→ **QUOTED TEXT**:
_ _ _ _

# Scam Alert



## ChasTT (Oct 17, 2002)

I got alerted to this by a friend. Normally I hate these hoax warnings, but this one is for real.

Please forward this warning to everyone you know.

If a man comes to your front door and says he is conducting a survey and 
asks you to show him your cock, DO NOT show him your cock. This is a scam!

He only wants to see your cock.

I wish I'd known about this yesterday. I feel so stupid and cheap.


----------



## saint (Dec 6, 2002)

errr emm...... 

Ah so you are the Weiner man....... and it ain't a foot-long. Prolly time for a mod shift of this thread to the Flame Room


----------



## jampott (Sep 6, 2003)

PMSL


----------



## Dr_Parmar (May 10, 2002)

[smiley=thumbsdown.gif]


----------



## QuackingPlums (Mar 10, 2004)

LOL! :lol:


----------



## L8_0RGY (Sep 12, 2003)

ROFL 

So thats what the blonde girl wanted yesterday


----------



## Dont I Recognise You (Oct 10, 2003)

off to the joke room batman


----------



## vlastan (May 6, 2002)

ChasTT said:


> I got alerted to this by a friend. Normally I hate these hoax warnings, but this one is for real.
> 
> Please forward this warning to everyone you know.
> 
> ...


This is very funny. As I was reading this message my door bell rang and there was a man standing, possibly selling something, but I didn't open the door!


----------

_ _ _ _

→ **STATED EXERCISE 1**:
Summarize the scam alert thread in two sentences.
→ **STATED EXERCISE 2**:
Duplicate the part of the scam alert thread that starts with "# Scam Alert" and goes on through "This is a scam!".

→ **ROWS**:
_ _ _ _

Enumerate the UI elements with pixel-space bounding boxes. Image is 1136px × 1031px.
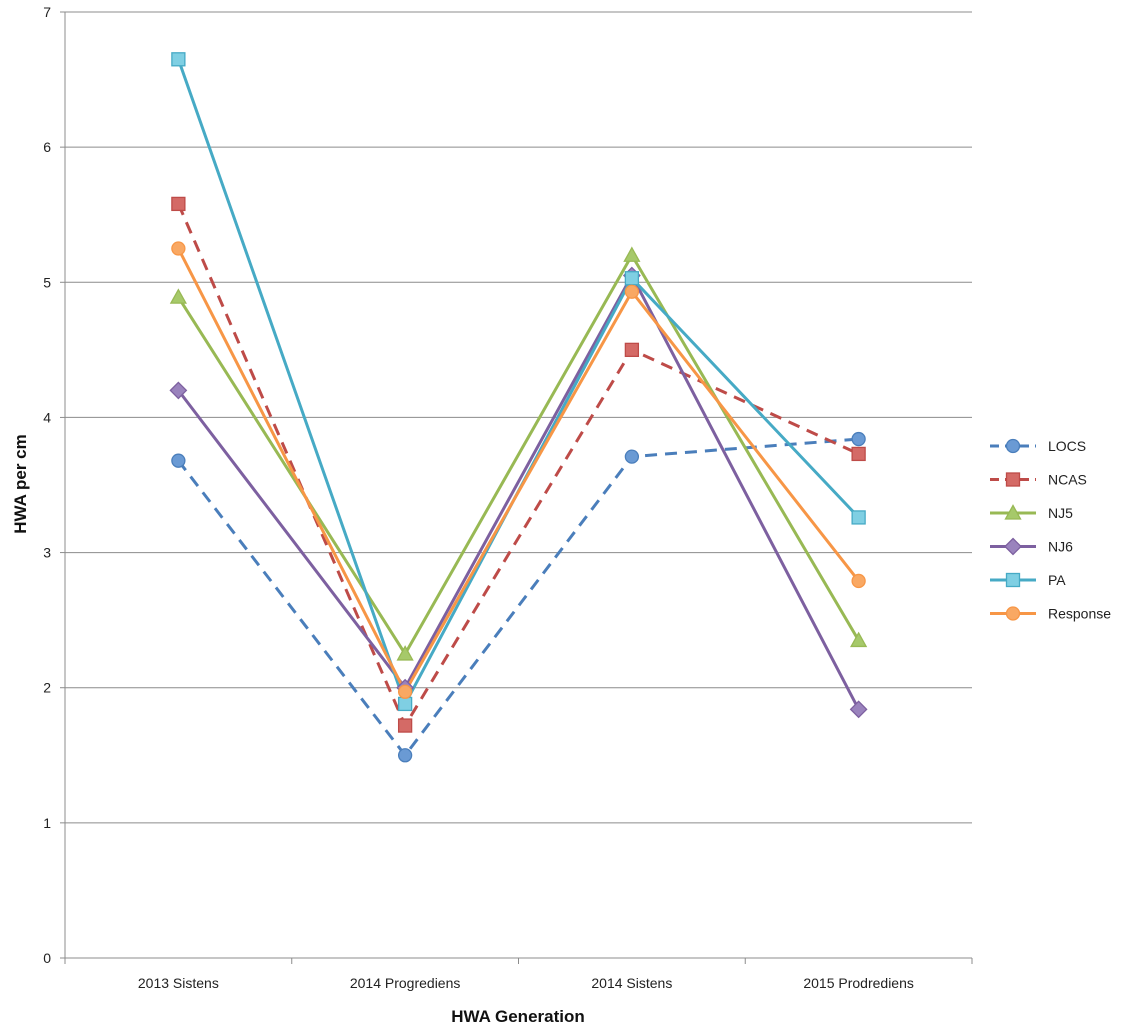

_ _ _ _

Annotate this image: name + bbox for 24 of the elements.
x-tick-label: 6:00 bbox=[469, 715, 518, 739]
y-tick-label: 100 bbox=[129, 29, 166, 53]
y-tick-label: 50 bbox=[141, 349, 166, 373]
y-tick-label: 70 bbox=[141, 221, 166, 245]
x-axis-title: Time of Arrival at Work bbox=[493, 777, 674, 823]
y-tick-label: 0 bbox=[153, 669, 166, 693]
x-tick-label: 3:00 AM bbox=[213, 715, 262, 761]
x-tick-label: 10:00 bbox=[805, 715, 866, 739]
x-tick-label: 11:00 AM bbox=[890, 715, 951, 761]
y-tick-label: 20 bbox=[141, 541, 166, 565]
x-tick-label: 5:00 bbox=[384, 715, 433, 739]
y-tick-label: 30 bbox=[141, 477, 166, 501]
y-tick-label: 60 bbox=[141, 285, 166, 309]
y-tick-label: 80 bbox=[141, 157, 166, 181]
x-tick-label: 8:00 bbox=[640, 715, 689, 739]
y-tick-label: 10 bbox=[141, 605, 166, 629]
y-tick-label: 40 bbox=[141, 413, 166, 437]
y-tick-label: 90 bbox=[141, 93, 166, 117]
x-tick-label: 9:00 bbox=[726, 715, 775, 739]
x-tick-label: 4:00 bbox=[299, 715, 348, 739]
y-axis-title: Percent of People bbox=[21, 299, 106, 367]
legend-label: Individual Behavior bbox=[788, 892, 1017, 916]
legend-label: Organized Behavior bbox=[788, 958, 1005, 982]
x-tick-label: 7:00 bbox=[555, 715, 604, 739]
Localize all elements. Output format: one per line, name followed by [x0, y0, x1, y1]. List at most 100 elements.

_ _ _ _

→ **EXERCISE OUTPUT 1**:
The opening post passes on a warning from a friend: if a man at the front door says he is conducting a survey and asks to see your cock, don't show him, because he only wants to see it, and the poster wishes they had known this yesterday. Replies range from laughter and a thumbs-down to suggestions that the thread belongs in the Flame Room or the joke room, and one member says they didn't open the door to a man who rang while they were reading it.

→ **EXERCISE OUTPUT 2**:
# Scam Alert



## ChasTT (Oct 17, 2002)

I got alerted to this by a friend. Normally I hate these hoax warnings, but this one is for real.

Please forward this warning to everyone you know.

If a man comes to your front door and says he is conducting a survey and 
asks you to show him your cock, DO NOT show him your cock. This is a scam!